**Problem statement:** Determine how many lines below hold the string "Average". Reply with the number alone.

+++ Available data +++

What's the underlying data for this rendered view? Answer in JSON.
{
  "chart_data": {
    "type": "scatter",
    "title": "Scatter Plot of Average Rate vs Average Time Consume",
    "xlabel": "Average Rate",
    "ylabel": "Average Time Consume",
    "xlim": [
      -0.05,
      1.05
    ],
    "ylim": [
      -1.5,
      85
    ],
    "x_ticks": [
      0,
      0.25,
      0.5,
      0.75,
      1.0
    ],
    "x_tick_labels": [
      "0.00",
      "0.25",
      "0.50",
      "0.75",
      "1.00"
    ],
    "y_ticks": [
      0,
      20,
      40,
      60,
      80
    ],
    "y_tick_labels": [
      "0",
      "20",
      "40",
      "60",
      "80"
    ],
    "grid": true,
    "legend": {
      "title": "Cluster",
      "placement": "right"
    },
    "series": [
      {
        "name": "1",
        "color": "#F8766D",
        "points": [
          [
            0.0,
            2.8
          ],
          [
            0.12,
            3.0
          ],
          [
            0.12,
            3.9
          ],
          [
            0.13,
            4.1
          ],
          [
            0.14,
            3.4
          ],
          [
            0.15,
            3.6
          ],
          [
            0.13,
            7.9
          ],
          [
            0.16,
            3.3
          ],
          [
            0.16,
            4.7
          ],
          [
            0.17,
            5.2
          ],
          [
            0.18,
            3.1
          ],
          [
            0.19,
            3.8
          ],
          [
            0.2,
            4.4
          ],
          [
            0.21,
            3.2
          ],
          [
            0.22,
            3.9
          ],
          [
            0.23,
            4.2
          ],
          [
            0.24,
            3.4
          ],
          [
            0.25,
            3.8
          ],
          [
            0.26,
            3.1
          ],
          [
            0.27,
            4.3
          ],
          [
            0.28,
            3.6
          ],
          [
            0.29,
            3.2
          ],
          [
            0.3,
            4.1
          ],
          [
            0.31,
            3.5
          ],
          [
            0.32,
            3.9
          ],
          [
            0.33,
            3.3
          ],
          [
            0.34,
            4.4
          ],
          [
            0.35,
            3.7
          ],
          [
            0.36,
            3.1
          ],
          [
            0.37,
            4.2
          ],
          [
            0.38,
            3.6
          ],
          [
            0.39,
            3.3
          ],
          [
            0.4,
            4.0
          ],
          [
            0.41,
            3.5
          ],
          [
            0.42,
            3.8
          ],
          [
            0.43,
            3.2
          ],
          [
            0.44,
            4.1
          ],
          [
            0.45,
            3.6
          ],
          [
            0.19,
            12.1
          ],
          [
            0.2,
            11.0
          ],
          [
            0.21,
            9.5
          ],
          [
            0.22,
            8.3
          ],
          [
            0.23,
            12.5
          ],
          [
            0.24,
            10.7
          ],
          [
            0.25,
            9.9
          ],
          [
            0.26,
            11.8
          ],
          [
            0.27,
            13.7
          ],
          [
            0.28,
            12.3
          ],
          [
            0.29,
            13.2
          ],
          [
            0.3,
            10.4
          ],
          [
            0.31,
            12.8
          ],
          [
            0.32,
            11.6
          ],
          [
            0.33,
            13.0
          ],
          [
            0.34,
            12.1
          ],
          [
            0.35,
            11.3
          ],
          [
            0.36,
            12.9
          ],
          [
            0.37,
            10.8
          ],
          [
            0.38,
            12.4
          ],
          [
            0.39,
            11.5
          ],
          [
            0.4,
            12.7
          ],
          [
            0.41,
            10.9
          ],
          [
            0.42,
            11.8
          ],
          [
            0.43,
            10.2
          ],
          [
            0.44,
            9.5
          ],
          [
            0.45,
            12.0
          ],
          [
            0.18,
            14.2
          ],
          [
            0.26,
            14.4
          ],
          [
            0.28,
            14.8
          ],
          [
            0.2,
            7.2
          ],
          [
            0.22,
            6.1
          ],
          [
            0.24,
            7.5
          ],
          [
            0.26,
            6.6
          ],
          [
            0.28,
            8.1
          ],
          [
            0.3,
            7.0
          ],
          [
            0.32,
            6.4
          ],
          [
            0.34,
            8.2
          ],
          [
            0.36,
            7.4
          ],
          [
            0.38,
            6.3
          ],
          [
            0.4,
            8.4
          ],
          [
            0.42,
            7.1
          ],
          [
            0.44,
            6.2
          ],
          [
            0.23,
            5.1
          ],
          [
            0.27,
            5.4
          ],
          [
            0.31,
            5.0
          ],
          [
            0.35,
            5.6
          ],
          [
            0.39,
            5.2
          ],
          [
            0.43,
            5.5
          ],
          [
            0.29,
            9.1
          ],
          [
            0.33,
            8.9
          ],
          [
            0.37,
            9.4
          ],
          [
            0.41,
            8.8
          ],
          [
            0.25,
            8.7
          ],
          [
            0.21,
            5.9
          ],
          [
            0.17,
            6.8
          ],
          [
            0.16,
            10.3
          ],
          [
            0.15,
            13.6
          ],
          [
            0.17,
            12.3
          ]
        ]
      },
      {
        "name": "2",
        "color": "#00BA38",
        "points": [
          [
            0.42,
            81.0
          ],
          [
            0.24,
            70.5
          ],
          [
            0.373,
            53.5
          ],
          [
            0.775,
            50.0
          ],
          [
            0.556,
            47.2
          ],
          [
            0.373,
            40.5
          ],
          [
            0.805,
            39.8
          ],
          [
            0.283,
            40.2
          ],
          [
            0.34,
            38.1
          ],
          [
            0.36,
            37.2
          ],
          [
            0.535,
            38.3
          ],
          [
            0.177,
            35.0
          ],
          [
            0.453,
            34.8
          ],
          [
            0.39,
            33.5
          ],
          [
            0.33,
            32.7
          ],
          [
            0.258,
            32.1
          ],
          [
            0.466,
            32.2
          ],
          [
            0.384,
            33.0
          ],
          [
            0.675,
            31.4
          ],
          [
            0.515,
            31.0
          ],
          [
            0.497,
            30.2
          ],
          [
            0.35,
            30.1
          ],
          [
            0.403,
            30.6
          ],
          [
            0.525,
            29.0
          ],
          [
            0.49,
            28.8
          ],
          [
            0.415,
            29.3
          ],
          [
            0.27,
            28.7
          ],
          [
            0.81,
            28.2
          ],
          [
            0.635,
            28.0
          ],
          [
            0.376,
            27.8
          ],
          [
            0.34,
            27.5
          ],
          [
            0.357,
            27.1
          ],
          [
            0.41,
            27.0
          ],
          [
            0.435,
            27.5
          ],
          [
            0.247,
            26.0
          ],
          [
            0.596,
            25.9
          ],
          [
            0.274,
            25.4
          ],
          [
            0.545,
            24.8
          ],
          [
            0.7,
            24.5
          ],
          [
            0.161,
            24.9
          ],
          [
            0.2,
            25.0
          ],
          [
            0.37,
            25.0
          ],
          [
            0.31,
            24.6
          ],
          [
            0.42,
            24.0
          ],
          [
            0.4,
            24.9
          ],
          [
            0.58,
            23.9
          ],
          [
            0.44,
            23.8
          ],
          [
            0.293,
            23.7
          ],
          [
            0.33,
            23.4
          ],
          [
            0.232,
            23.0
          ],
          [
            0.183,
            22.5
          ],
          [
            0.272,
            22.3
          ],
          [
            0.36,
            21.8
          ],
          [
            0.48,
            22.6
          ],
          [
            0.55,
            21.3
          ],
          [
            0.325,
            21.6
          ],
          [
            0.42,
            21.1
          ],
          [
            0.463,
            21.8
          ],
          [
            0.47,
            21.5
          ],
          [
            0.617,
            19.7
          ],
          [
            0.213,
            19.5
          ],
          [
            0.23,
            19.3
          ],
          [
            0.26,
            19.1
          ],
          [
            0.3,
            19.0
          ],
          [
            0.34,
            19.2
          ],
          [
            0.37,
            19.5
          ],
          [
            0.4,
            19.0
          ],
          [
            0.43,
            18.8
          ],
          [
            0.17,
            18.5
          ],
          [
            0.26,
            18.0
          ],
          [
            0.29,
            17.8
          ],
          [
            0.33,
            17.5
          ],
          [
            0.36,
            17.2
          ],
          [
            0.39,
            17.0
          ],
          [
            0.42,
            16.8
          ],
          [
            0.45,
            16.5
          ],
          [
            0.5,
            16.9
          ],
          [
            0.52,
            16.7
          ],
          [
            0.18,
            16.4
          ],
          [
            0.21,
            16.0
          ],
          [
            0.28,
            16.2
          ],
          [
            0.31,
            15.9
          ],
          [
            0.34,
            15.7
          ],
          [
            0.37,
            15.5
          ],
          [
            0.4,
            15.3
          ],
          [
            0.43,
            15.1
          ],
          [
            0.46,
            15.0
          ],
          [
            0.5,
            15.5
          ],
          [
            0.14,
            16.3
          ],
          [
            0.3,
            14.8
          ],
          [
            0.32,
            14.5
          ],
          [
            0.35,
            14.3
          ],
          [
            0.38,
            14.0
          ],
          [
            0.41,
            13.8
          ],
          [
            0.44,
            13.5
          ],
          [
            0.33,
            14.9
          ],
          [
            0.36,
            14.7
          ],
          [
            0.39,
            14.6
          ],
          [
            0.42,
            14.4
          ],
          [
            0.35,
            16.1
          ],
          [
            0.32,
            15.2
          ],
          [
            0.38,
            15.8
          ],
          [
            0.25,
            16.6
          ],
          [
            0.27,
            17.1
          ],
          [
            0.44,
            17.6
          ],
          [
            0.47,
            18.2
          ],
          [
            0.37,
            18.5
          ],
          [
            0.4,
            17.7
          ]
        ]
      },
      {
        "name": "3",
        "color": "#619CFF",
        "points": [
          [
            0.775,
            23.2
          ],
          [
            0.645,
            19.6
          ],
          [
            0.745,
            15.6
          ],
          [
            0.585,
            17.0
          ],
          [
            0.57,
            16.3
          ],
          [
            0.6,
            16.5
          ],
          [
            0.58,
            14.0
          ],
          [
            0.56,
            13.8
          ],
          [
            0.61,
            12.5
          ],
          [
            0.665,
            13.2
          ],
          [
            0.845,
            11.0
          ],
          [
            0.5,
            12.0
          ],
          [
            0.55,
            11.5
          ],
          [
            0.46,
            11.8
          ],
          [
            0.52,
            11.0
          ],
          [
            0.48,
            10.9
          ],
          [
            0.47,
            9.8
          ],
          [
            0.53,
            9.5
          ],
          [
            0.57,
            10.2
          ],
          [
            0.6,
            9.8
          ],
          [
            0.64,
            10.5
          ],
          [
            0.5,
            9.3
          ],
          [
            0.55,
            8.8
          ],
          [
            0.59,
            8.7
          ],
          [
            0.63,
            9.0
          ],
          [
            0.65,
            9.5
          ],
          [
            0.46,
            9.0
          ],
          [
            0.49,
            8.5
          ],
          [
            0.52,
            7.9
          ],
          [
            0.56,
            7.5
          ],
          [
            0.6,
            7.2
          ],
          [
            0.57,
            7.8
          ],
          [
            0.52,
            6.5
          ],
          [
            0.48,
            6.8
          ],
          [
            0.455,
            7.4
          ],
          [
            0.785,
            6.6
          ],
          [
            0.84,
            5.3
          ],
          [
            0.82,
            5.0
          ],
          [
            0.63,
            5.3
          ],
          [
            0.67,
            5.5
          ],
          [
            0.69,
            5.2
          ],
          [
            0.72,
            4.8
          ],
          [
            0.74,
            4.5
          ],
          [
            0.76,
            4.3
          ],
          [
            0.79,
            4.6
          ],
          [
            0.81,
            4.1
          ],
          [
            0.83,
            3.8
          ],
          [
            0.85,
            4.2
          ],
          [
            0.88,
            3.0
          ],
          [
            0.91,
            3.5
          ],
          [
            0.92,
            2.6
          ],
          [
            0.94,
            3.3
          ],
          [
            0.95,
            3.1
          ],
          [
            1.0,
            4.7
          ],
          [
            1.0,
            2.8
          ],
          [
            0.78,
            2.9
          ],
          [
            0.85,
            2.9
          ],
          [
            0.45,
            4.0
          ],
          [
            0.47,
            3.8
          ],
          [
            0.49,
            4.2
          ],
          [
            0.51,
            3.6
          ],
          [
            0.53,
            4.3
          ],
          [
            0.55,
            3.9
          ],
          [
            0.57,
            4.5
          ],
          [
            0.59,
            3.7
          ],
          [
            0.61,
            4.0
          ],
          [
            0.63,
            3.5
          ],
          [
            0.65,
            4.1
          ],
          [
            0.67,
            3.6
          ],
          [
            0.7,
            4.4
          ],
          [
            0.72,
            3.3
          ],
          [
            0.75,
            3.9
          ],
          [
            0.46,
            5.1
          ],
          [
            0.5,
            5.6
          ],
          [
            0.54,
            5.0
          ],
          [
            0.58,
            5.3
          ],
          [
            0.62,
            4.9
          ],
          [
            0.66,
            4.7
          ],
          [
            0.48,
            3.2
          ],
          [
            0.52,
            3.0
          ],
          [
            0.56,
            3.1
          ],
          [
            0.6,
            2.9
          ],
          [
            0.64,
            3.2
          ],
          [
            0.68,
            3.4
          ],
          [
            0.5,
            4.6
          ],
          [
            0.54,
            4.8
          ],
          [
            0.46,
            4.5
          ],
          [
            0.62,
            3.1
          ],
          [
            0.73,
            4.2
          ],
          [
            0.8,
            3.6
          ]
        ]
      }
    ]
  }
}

+++

**Result of the task:** 3